▶ [GIVEN TEXT]:
=== Section Start ===

It is a precursor for the production of various stuffs like antibacterial agents, adhesives, coatings, dye fixatives, anticorrosive agents as well as powerful explosives [15]. Very recently Cheng et al. [16] have reported that HMTA acts both as a ligand and a reducing agent in AGET atom transfer radical batch emulsion polymerization. Thermal, structural, and spectroscopic properties of magnesium sulfate complexes with HMTA and 1,10-phenanthroline were also investigated by another group [17]. Hence, HMTA has been a versatile candidate for research and is a target for different research groups. Konar et al. [18] have reported the synthesis of two new 1D and 3D networks of Cu(II) and Co(II) using malonate and HMTA as bridging ligands. Simultaneous determination of Pt and Rh by catalytic adsorptive stripping voltammetry, using HMTA as complexing agent was investigated by Dalvi et al. [19].

In metal amine nitrate complexes, the presence of nitrate (an oxidizing group) leads to their various applications such as in explosives, propellants, and pyrotechnics [20, 21] and display exothermic decompositions at elevated temperatures. While decomposition, these explosives produce energy by a process called oxidation. During the oxidation reaction, an explosive is detonated with sudden release of energy or a fuel is burnt. The oxidation reaction produces heat because the internal energy of reactant molecule is higher than that of the end product.

Moreover, these complexes are being used as potential burning rate modifier for HTPB-AP solid propellants [22, 23]. In addition, these complexes are also used to obtain ultrafine metal oxides.

Recently, we have undertaken thermal studies on some transition metal nitrate and perchlorate complexes with HMTA in which it was attached to metal ion through H-bonding [24, 25]. Similar other complexes with various ligands have also been prepared by our group and subjected for similar investigation [2629]. Recently, Trzesowsk-Kruszynska et al. [30] have investigated coordination sphere geometry changes of lanthanoid (III) nitrate complexes with HMTA. Thermal behavior of hydrogen bonded HMTA Lanthanoid metal nitrate complexes has not been reported in literature. Based on the above considerations, present investigation deals with preparation, X-ray crystallography, and kinetic of thermolysis of Lanthanoid metal nitrate complexes with hydrogen bonded HMTA. The reported complexes have CN nine and ten.

=== Section End ===

▶ [RECORDS SUPPLIED]:
=== Section Start ===

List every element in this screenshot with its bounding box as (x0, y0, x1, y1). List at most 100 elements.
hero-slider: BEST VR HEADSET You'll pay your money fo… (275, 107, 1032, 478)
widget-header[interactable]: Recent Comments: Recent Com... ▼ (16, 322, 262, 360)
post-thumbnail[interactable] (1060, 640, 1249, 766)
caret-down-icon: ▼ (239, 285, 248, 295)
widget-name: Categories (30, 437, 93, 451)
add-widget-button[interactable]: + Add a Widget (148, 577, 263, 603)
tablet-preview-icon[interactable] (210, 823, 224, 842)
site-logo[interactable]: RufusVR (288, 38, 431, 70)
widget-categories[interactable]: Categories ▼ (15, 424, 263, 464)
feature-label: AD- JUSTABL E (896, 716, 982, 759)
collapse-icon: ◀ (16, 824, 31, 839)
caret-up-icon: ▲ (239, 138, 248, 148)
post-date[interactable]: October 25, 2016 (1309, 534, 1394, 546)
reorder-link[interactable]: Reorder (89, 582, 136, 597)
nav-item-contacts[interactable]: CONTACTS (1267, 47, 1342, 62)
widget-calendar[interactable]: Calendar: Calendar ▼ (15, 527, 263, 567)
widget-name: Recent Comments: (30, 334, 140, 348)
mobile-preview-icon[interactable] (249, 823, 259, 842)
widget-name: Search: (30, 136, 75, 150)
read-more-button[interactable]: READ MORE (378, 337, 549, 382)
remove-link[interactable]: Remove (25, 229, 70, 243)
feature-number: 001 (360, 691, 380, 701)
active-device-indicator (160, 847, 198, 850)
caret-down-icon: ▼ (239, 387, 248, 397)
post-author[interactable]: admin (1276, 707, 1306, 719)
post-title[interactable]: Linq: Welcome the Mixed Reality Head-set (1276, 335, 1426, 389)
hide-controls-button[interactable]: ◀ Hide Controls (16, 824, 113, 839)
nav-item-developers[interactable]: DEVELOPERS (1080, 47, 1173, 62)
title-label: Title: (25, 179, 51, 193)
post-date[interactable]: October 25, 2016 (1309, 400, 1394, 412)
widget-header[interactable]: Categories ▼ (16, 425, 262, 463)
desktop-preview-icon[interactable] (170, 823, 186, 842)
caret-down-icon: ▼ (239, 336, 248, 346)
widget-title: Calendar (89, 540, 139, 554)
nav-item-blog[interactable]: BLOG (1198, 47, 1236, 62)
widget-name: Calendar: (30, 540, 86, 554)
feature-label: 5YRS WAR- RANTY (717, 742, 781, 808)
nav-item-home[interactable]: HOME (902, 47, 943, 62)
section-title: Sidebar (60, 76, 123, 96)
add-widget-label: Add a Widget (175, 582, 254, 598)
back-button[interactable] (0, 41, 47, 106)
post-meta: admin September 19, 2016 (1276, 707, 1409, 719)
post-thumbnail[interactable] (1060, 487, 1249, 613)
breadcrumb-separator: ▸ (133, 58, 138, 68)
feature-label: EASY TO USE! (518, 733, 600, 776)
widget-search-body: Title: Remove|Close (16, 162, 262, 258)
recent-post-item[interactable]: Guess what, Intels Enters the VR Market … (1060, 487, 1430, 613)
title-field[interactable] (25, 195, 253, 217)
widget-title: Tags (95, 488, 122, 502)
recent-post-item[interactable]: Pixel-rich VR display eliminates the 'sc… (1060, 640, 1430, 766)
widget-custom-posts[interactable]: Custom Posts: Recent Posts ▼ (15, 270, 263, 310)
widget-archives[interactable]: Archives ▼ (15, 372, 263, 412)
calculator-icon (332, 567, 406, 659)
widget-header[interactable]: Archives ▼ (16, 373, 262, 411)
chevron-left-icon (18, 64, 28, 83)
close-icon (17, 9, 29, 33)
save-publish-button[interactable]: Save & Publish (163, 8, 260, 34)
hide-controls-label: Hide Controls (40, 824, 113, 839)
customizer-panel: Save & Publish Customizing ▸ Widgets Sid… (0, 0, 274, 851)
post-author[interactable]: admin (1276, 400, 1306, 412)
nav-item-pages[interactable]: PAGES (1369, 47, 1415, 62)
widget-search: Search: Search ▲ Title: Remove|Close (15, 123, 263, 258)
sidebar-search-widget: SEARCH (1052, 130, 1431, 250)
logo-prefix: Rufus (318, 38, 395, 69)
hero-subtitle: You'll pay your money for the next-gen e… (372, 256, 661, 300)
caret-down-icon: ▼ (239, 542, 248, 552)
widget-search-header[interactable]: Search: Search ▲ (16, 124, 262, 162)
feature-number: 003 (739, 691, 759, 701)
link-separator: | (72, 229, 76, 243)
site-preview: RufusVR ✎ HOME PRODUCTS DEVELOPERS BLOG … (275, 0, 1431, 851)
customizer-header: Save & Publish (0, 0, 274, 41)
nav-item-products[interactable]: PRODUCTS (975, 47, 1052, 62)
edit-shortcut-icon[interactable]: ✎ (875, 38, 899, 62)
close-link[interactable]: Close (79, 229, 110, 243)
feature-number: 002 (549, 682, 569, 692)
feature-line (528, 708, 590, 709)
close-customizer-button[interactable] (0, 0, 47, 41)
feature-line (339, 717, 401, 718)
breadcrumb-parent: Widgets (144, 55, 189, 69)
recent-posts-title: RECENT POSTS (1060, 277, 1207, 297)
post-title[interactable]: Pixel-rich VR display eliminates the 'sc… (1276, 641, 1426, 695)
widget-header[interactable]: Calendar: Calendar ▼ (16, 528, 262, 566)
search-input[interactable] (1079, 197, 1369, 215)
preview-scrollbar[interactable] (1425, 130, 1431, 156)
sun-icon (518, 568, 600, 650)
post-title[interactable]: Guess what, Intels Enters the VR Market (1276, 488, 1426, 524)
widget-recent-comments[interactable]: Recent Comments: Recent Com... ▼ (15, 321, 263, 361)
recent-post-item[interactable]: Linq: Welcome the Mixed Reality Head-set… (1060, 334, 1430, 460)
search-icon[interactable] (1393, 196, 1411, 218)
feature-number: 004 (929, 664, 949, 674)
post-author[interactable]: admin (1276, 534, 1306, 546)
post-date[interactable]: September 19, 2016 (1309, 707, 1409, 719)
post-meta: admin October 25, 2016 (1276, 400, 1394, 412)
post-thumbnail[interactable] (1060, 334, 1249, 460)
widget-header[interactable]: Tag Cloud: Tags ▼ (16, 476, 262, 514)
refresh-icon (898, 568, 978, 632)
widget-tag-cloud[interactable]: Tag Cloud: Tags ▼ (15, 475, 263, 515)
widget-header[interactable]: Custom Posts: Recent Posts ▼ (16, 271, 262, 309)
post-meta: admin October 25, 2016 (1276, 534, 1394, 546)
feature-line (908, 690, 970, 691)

=== Section End ===

▶ [PROBLEMS AND TASKS]:
**1)** In the HMTA text, what two roles does HMTA play in the work reported by Cheng et al.?
**2)** Repeat word for word the part of the HMTA text that opens with the words containing "Recently, we have" and closes with "nine and ten.".
**3)** Carry on the HMTA text from its final sentence.
The material has nothing to do with the HMTA text.

▶ [RESULTS FOR EACH TASK]:
**1)** It acts both as a ligand and as a reducing agent.

**2)**
Recently, we have undertaken thermal studies on some transition metal nitrate and perchlorate complexes with HMTA in which it was attached to metal ion through H-bonding [24, 25]. Similar other complexes with various ligands have also been prepared by our group and subjected for similar investigation [2629]. Recently, Trzesowsk-Kruszynska et al. [30] have investigated coordination sphere geometry changes of lanthanoid (III) nitrate complexes with HMTA. Thermal behavior of hydrogen bonded HMTA Lanthanoid metal nitrate complexes has not been reported in literature. Based on the above considerations, present investigation deals with preparation, X-ray crystallography, and kinetic of thermolysis of Lanthanoid metal nitrate complexes with hydrogen bonded HMTA. The reported complexes have CN nine and ten.

**3)**
Experimental

Materials and methods

All the chemicals were obtained from different commercial suppliers such as CDH (metal nitrates) and Lancaster (HMTA) and used without further purification.

Preparation was carried out by following method at room temperature. Solid HMTA was mixed with metal nitrates hexa-hydrates (solid) followed by the addition of water in 1:1 ratio (by mass). The reaction contents were shaken well till the formation of homogeneous solution. This homogeneous solution after filtration was kept for crystal growth and crystallized complexes were further recrystallized from water to get the single crystals. The obtained crystals were characterized by X-ray crystallography.

$$ {\text{M}}\left( {{\text{NO}}_{3} } \right)_{3} \cdot 6{\text{H}}_{2} {\text{O}}\left( {\text{s}} \right) + {\text{HMTA}}\left( {\text{s}} \right) + x{\text{H}}_{2} {\text{O}}\;\mathop{\longrightarrow}\limits^{{{\text{Room}}\;{\text{temperature}}}}\;{\text{Corresponding}}\;{\text{metal}}\;{\text{complex}}$$

where M = Ce, Pr, and Nd.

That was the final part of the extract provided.